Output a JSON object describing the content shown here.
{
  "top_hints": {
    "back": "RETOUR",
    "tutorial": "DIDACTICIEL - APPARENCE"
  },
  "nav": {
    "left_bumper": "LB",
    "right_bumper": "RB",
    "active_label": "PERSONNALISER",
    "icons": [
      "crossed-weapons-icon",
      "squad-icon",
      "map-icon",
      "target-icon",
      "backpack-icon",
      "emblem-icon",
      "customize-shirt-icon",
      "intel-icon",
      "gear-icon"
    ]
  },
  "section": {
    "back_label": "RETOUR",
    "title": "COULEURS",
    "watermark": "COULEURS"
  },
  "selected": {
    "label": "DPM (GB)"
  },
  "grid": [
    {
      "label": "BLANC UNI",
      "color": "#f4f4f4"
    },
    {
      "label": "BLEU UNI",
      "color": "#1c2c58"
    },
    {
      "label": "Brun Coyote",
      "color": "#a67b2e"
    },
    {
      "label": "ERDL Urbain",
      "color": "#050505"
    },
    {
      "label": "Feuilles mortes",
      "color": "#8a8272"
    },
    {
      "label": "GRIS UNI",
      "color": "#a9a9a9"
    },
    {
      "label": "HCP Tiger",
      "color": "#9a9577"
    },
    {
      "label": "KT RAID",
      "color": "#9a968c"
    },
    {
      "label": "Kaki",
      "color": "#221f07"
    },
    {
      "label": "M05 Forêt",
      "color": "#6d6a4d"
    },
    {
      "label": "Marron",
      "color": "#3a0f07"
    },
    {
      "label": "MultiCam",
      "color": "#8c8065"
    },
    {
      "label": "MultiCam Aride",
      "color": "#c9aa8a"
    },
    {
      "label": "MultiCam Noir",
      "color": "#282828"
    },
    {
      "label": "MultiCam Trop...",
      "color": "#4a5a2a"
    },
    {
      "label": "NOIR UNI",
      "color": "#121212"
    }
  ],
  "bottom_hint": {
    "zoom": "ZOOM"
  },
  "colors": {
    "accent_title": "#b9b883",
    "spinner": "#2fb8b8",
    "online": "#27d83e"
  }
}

· · · · · · ·

▶ [Task objective]:
Output an exact copy of each record.

▶ [Worked answer]:
Output a JSON object describing the content shown here.
{
  "top_hints": {
    "back": "RETOUR",
    "tutorial": "DIDACTICIEL - APPARENCE"
  },
  "nav": {
    "left_bumper": "LB",
    "right_bumper": "RB",
    "active_label": "PERSONNALISER",
    "icons": [
      "crossed-weapons-icon",
      "squad-icon",
      "map-icon",
      "target-icon",
      "backpack-icon",
      "emblem-icon",
      "customize-shirt-icon",
      "intel-icon",
      "gear-icon"
    ]
  },
  "section": {
    "back_label": "RETOUR",
    "title": "COULEURS",
    "watermark": "COULEURS"
  },
  "selected": {
    "label": "DPM (GB)"
  },
  "grid": [
    {
      "label": "BLANC UNI",
      "color": "#f4f4f4"
    },
    {
      "label": "BLEU UNI",
      "color": "#1c2c58"
    },
    {
      "label": "Brun Coyote",
      "color": "#a67b2e"
    },
    {
      "label": "ERDL Urbain",
      "color": "#050505"
    },
    {
      "label": "Feuilles mortes",
      "color": "#8a8272"
    },
    {
      "label": "GRIS UNI",
      "color": "#a9a9a9"
    },
    {
      "label": "HCP Tiger",
      "color": "#9a9577"
    },
    {
      "label": "KT RAID",
      "color": "#9a968c"
    },
    {
      "label": "Kaki",
      "color": "#221f07"
    },
    {
      "label": "M05 Forêt",
      "color": "#6d6a4d"
    },
    {
      "label": "Marron",
      "color": "#3a0f07"
    },
    {
      "label": "MultiCam",
      "color": "#8c8065"
    },
    {
      "label": "MultiCam Aride",
      "color": "#c9aa8a"
    },
    {
      "label": "MultiCam Noir",
      "color": "#282828"
    },
    {
      "label": "MultiCam Trop...",
      "color": "#4a5a2a"
    },
    {
      "label": "NOIR UNI",
      "color": "#121212"
    }
  ],
  "bottom_hint": {
    "zoom": "ZOOM"
  },
  "colors": {
    "accent_title": "#b9b883",
    "spinner": "#2fb8b8",
    "online": "#27d83e"
  }
}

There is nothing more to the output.